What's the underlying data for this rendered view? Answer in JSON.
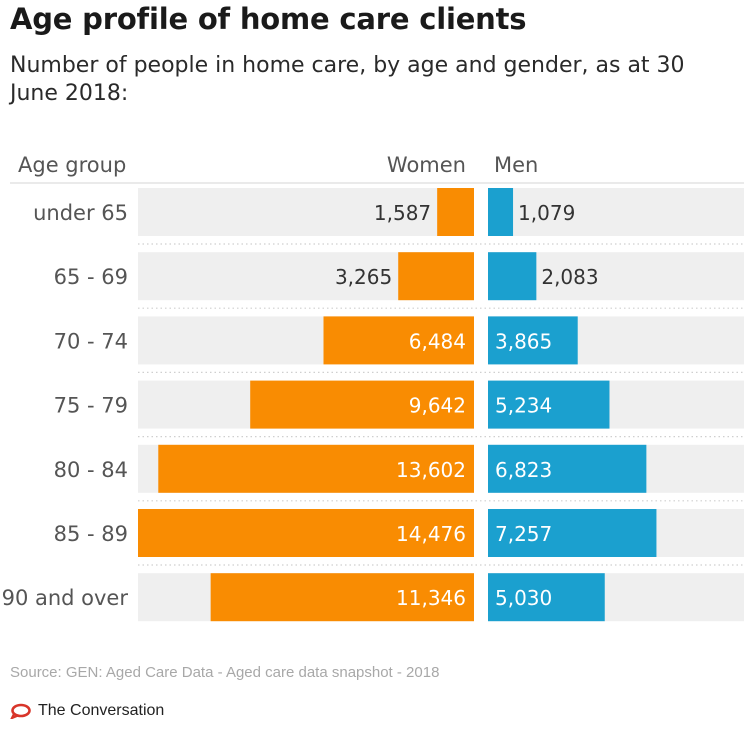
{
  "title": "Age profile of home care clients",
  "subtitle": "Number of people in home care, by age and gender, as at 30 June 2018:",
  "source": "Source: GEN: Aged Care Data - Aged care data snapshot - 2018",
  "brand": "The Conversation",
  "colors": {
    "women": "#f98c02",
    "men": "#1ba0cf",
    "track": "#efefef",
    "brand_red": "#d8352a"
  },
  "chart_data": {
    "type": "bar",
    "orientation": "horizontal-diverging",
    "headers": {
      "category": "Age group",
      "left": "Women",
      "right": "Men"
    },
    "categories": [
      "under 65",
      "65 - 69",
      "70 - 74",
      "75 - 79",
      "80 - 84",
      "85 - 89",
      "90 and over"
    ],
    "series": [
      {
        "name": "Women",
        "values": [
          1587,
          3265,
          6484,
          9642,
          13602,
          14476,
          11346
        ],
        "labels": [
          "1,587",
          "3,265",
          "6,484",
          "9,642",
          "13,602",
          "14,476",
          "11,346"
        ]
      },
      {
        "name": "Men",
        "values": [
          1079,
          2083,
          3865,
          5234,
          6823,
          7257,
          5030
        ],
        "labels": [
          "1,079",
          "2,083",
          "3,865",
          "5,234",
          "6,823",
          "7,257",
          "5,030"
        ]
      }
    ],
    "scale_max": 14476,
    "grid": false
  }
}
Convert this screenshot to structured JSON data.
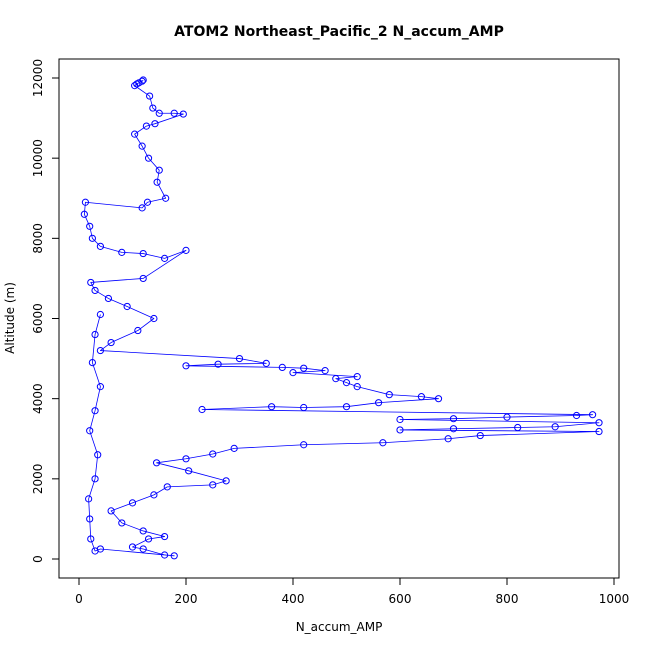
{
  "chart_data": {
    "type": "scatter",
    "title": "ATOM2 Northeast_Pacific_2 N_accum_AMP",
    "xlabel": "N_accum_AMP",
    "ylabel": "Altitude (m)",
    "xlim": [
      0,
      1000
    ],
    "ylim": [
      0,
      12000
    ],
    "x_ticks": [
      "0",
      "200",
      "400",
      "600",
      "800",
      "1000"
    ],
    "y_ticks": [
      "0",
      "2000",
      "4000",
      "6000",
      "8000",
      "10000",
      "12000"
    ],
    "series": [
      {
        "name": "",
        "color": "#0000ff",
        "marker": "open-circle",
        "lines": true,
        "points": [
          [
            120,
            11950
          ],
          [
            118,
            11920
          ],
          [
            112,
            11880
          ],
          [
            108,
            11850
          ],
          [
            104,
            11810
          ],
          [
            132,
            11550
          ],
          [
            138,
            11250
          ],
          [
            150,
            11120
          ],
          [
            178,
            11120
          ],
          [
            195,
            11100
          ],
          [
            142,
            10860
          ],
          [
            126,
            10800
          ],
          [
            104,
            10600
          ],
          [
            118,
            10300
          ],
          [
            130,
            10000
          ],
          [
            150,
            9700
          ],
          [
            146,
            9400
          ],
          [
            162,
            9000
          ],
          [
            128,
            8900
          ],
          [
            118,
            8760
          ],
          [
            12,
            8900
          ],
          [
            10,
            8600
          ],
          [
            20,
            8300
          ],
          [
            25,
            8000
          ],
          [
            40,
            7800
          ],
          [
            80,
            7650
          ],
          [
            120,
            7620
          ],
          [
            160,
            7500
          ],
          [
            200,
            7700
          ],
          [
            120,
            7000
          ],
          [
            22,
            6900
          ],
          [
            30,
            6700
          ],
          [
            55,
            6500
          ],
          [
            90,
            6300
          ],
          [
            140,
            6000
          ],
          [
            110,
            5700
          ],
          [
            60,
            5400
          ],
          [
            40,
            5200
          ],
          [
            300,
            5000
          ],
          [
            350,
            4880
          ],
          [
            260,
            4860
          ],
          [
            200,
            4820
          ],
          [
            380,
            4780
          ],
          [
            420,
            4760
          ],
          [
            460,
            4700
          ],
          [
            400,
            4650
          ],
          [
            520,
            4550
          ],
          [
            480,
            4500
          ],
          [
            500,
            4400
          ],
          [
            520,
            4300
          ],
          [
            580,
            4100
          ],
          [
            640,
            4050
          ],
          [
            672,
            4000
          ],
          [
            560,
            3900
          ],
          [
            500,
            3800
          ],
          [
            420,
            3780
          ],
          [
            360,
            3800
          ],
          [
            230,
            3730
          ],
          [
            960,
            3600
          ],
          [
            930,
            3580
          ],
          [
            800,
            3540
          ],
          [
            700,
            3500
          ],
          [
            600,
            3480
          ],
          [
            972,
            3400
          ],
          [
            890,
            3300
          ],
          [
            820,
            3280
          ],
          [
            700,
            3250
          ],
          [
            600,
            3220
          ],
          [
            972,
            3180
          ],
          [
            750,
            3080
          ],
          [
            690,
            3000
          ],
          [
            568,
            2900
          ],
          [
            420,
            2850
          ],
          [
            290,
            2760
          ],
          [
            250,
            2620
          ],
          [
            200,
            2500
          ],
          [
            145,
            2400
          ],
          [
            205,
            2200
          ],
          [
            275,
            1950
          ],
          [
            250,
            1850
          ],
          [
            165,
            1800
          ],
          [
            140,
            1600
          ],
          [
            100,
            1400
          ],
          [
            60,
            1200
          ],
          [
            80,
            900
          ],
          [
            120,
            700
          ],
          [
            160,
            560
          ],
          [
            130,
            500
          ],
          [
            100,
            300
          ],
          [
            120,
            250
          ],
          [
            160,
            100
          ],
          [
            178,
            80
          ],
          [
            40,
            250
          ],
          [
            30,
            200
          ],
          [
            22,
            500
          ],
          [
            20,
            1000
          ],
          [
            18,
            1500
          ],
          [
            30,
            2000
          ],
          [
            35,
            2600
          ],
          [
            20,
            3200
          ],
          [
            30,
            3700
          ],
          [
            40,
            4300
          ],
          [
            25,
            4900
          ],
          [
            30,
            5600
          ],
          [
            40,
            6100
          ]
        ]
      }
    ]
  }
}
============
**YOUR INSTRUCTIONS:** Leave out the pictures and repeat everything else in the records exactly.

**EXERCISE RESPONSE:**
What's the underlying data for this rendered view? Answer in JSON.
{
  "title": "Age profile of home care clients",
  "subtitle": "Number of people in home care, by age and gender, as at 30 June 2018:",
  "source": "Source: GEN: Aged Care Data - Aged care data snapshot - 2018",
  "brand": "The Conversation",
  "colors": {
    "women": "#f98c02",
    "men": "#1ba0cf",
    "track": "#efefef",
    "brand_red": "#d8352a"
  },
  "chart_data": {
    "type": "bar",
    "orientation": "horizontal-diverging",
    "headers": {
      "category": "Age group",
      "left": "Women",
      "right": "Men"
    },
    "categories": [
      "under 65",
      "65 - 69",
      "70 - 74",
      "75 - 79",
      "80 - 84",
      "85 - 89",
      "90 and over"
    ],
    "series": [
      {
        "name": "Women",
        "values": [
          1587,
          3265,
          6484,
          9642,
          13602,
          14476,
          11346
        ],
        "labels": [
          "1,587",
          "3,265",
          "6,484",
          "9,642",
          "13,602",
          "14,476",
          "11,346"
        ]
      },
      {
        "name": "Men",
        "values": [
          1079,
          2083,
          3865,
          5234,
          6823,
          7257,
          5030
        ],
        "labels": [
          "1,079",
          "2,083",
          "3,865",
          "5,234",
          "6,823",
          "7,257",
          "5,030"
        ]
      }
    ],
    "scale_max": 14476,
    "grid": false
  }
}
Convert this screenshot to structured JSON data.
{
  "chart_data": {
    "type": "scatter",
    "title": "ATOM2 Northeast_Pacific_2 N_accum_AMP",
    "xlabel": "N_accum_AMP",
    "ylabel": "Altitude (m)",
    "xlim": [
      0,
      1000
    ],
    "ylim": [
      0,
      12000
    ],
    "x_ticks": [
      "0",
      "200",
      "400",
      "600",
      "800",
      "1000"
    ],
    "y_ticks": [
      "0",
      "2000",
      "4000",
      "6000",
      "8000",
      "10000",
      "12000"
    ],
    "series": [
      {
        "name": "",
        "color": "#0000ff",
        "marker": "open-circle",
        "lines": true,
        "points": [
          [
            120,
            11950
          ],
          [
            118,
            11920
          ],
          [
            112,
            11880
          ],
          [
            108,
            11850
          ],
          [
            104,
            11810
          ],
          [
            132,
            11550
          ],
          [
            138,
            11250
          ],
          [
            150,
            11120
          ],
          [
            178,
            11120
          ],
          [
            195,
            11100
          ],
          [
            142,
            10860
          ],
          [
            126,
            10800
          ],
          [
            104,
            10600
          ],
          [
            118,
            10300
          ],
          [
            130,
            10000
          ],
          [
            150,
            9700
          ],
          [
            146,
            9400
          ],
          [
            162,
            9000
          ],
          [
            128,
            8900
          ],
          [
            118,
            8760
          ],
          [
            12,
            8900
          ],
          [
            10,
            8600
          ],
          [
            20,
            8300
          ],
          [
            25,
            8000
          ],
          [
            40,
            7800
          ],
          [
            80,
            7650
          ],
          [
            120,
            7620
          ],
          [
            160,
            7500
          ],
          [
            200,
            7700
          ],
          [
            120,
            7000
          ],
          [
            22,
            6900
          ],
          [
            30,
            6700
          ],
          [
            55,
            6500
          ],
          [
            90,
            6300
          ],
          [
            140,
            6000
          ],
          [
            110,
            5700
          ],
          [
            60,
            5400
          ],
          [
            40,
            5200
          ],
          [
            300,
            5000
          ],
          [
            350,
            4880
          ],
          [
            260,
            4860
          ],
          [
            200,
            4820
          ],
          [
            380,
            4780
          ],
          [
            420,
            4760
          ],
          [
            460,
            4700
          ],
          [
            400,
            4650
          ],
          [
            520,
            4550
          ],
          [
            480,
            4500
          ],
          [
            500,
            4400
          ],
          [
            520,
            4300
          ],
          [
            580,
            4100
          ],
          [
            640,
            4050
          ],
          [
            672,
            4000
          ],
          [
            560,
            3900
          ],
          [
            500,
            3800
          ],
          [
            420,
            3780
          ],
          [
            360,
            3800
          ],
          [
            230,
            3730
          ],
          [
            960,
            3600
          ],
          [
            930,
            3580
          ],
          [
            800,
            3540
          ],
          [
            700,
            3500
          ],
          [
            600,
            3480
          ],
          [
            972,
            3400
          ],
          [
            890,
            3300
          ],
          [
            820,
            3280
          ],
          [
            700,
            3250
          ],
          [
            600,
            3220
          ],
          [
            972,
            3180
          ],
          [
            750,
            3080
          ],
          [
            690,
            3000
          ],
          [
            568,
            2900
          ],
          [
            420,
            2850
          ],
          [
            290,
            2760
          ],
          [
            250,
            2620
          ],
          [
            200,
            2500
          ],
          [
            145,
            2400
          ],
          [
            205,
            2200
          ],
          [
            275,
            1950
          ],
          [
            250,
            1850
          ],
          [
            165,
            1800
          ],
          [
            140,
            1600
          ],
          [
            100,
            1400
          ],
          [
            60,
            1200
          ],
          [
            80,
            900
          ],
          [
            120,
            700
          ],
          [
            160,
            560
          ],
          [
            130,
            500
          ],
          [
            100,
            300
          ],
          [
            120,
            250
          ],
          [
            160,
            100
          ],
          [
            178,
            80
          ],
          [
            40,
            250
          ],
          [
            30,
            200
          ],
          [
            22,
            500
          ],
          [
            20,
            1000
          ],
          [
            18,
            1500
          ],
          [
            30,
            2000
          ],
          [
            35,
            2600
          ],
          [
            20,
            3200
          ],
          [
            30,
            3700
          ],
          [
            40,
            4300
          ],
          [
            25,
            4900
          ],
          [
            30,
            5600
          ],
          [
            40,
            6100
          ]
        ]
      }
    ]
  }
}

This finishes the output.